Extracted data entries:
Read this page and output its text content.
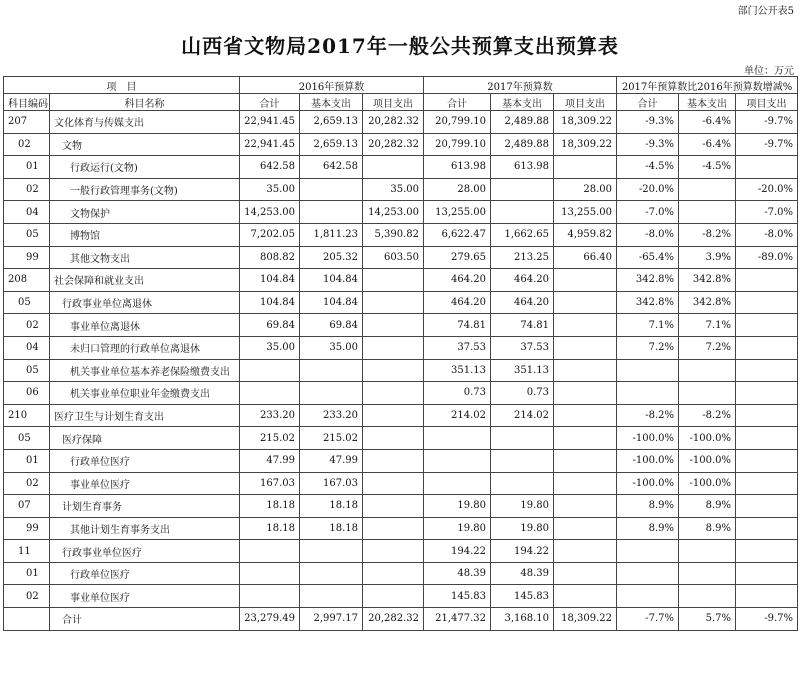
部门公开表5
山西省文物局2017年一般公共预算支出预算表
单位：万元
项　目		2016年预算数			2017年预算数			2017年预算数比2016年预算数增减%		
科目编码	科目名称	合计	基本支出	项目支出	合计	基本支出	项目支出	合计	基本支出	项目支出
207	文化体育与传媒支出	22,941.45	2,659.13	20,282.32	20,799.10	2,489.88	18,309.22	-9.3%	-6.4%	-9.7%
02	文物	22,941.45	2,659.13	20,282.32	20,799.10	2,489.88	18,309.22	-9.3%	-6.4%	-9.7%
01	行政运行(文物)	642.58	642.58		613.98	613.98		-4.5%	-4.5%	
02	一般行政管理事务(文物)	35.00		35.00	28.00		28.00	-20.0%		-20.0%
04	文物保护	14,253.00		14,253.00	13,255.00		13,255.00	-7.0%		-7.0%
05	博物馆	7,202.05	1,811.23	5,390.82	6,622.47	1,662.65	4,959.82	-8.0%	-8.2%	-8.0%
99	其他文物支出	808.82	205.32	603.50	279.65	213.25	66.40	-65.4%	3.9%	-89.0%
208	社会保障和就业支出	104.84	104.84		464.20	464.20		342.8%	342.8%	
05	行政事业单位离退休	104.84	104.84		464.20	464.20		342.8%	342.8%	
02	事业单位离退休	69.84	69.84		74.81	74.81		7.1%	7.1%	
04	未归口管理的行政单位离退休	35.00	35.00		37.53	37.53		7.2%	7.2%	
05	机关事业单位基本养老保险缴费支出				351.13	351.13				
06	机关事业单位职业年金缴费支出				0.73	0.73				
210	医疗卫生与计划生育支出	233.20	233.20		214.02	214.02		-8.2%	-8.2%	
05	医疗保障	215.02	215.02					-100.0%	-100.0%	
01	行政单位医疗	47.99	47.99					-100.0%	-100.0%	
02	事业单位医疗	167.03	167.03					-100.0%	-100.0%	
07	计划生育事务	18.18	18.18		19.80	19.80		8.9%	8.9%	
99	其他计划生育事务支出	18.18	18.18		19.80	19.80		8.9%	8.9%	
11	行政事业单位医疗				194.22	194.22				
01	行政单位医疗				48.39	48.39				
02	事业单位医疗				145.83	145.83				
	合计	23,279.49	2,997.17	20,282.32	21,477.32	3,168.10	18,309.22	-7.7%	5.7%	-9.7%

> Goal
Pictures are excluded; output everything else in the data verbatim.

> Final result
Read this page and output its text content.
部门公开表5
山西省文物局2017年一般公共预算支出预算表
单位：万元
项　目		2016年预算数			2017年预算数			2017年预算数比2016年预算数增减%		
科目编码	科目名称	合计	基本支出	项目支出	合计	基本支出	项目支出	合计	基本支出	项目支出
207	文化体育与传媒支出	22,941.45	2,659.13	20,282.32	20,799.10	2,489.88	18,309.22	-9.3%	-6.4%	-9.7%
02	文物	22,941.45	2,659.13	20,282.32	20,799.10	2,489.88	18,309.22	-9.3%	-6.4%	-9.7%
01	行政运行(文物)	642.58	642.58		613.98	613.98		-4.5%	-4.5%	
02	一般行政管理事务(文物)	35.00		35.00	28.00		28.00	-20.0%		-20.0%
04	文物保护	14,253.00		14,253.00	13,255.00		13,255.00	-7.0%		-7.0%
05	博物馆	7,202.05	1,811.23	5,390.82	6,622.47	1,662.65	4,959.82	-8.0%	-8.2%	-8.0%
99	其他文物支出	808.82	205.32	603.50	279.65	213.25	66.40	-65.4%	3.9%	-89.0%
208	社会保障和就业支出	104.84	104.84		464.20	464.20		342.8%	342.8%	
05	行政事业单位离退休	104.84	104.84		464.20	464.20		342.8%	342.8%	
02	事业单位离退休	69.84	69.84		74.81	74.81		7.1%	7.1%	
04	未归口管理的行政单位离退休	35.00	35.00		37.53	37.53		7.2%	7.2%	
05	机关事业单位基本养老保险缴费支出				351.13	351.13				
06	机关事业单位职业年金缴费支出				0.73	0.73				
210	医疗卫生与计划生育支出	233.20	233.20		214.02	214.02		-8.2%	-8.2%	
05	医疗保障	215.02	215.02					-100.0%	-100.0%	
01	行政单位医疗	47.99	47.99					-100.0%	-100.0%	
02	事业单位医疗	167.03	167.03					-100.0%	-100.0%	
07	计划生育事务	18.18	18.18		19.80	19.80		8.9%	8.9%	
99	其他计划生育事务支出	18.18	18.18		19.80	19.80		8.9%	8.9%	
11	行政事业单位医疗				194.22	194.22				
01	行政单位医疗				48.39	48.39				
02	事业单位医疗				145.83	145.83				
	合计	23,279.49	2,997.17	20,282.32	21,477.32	3,168.10	18,309.22	-7.7%	5.7%	-9.7%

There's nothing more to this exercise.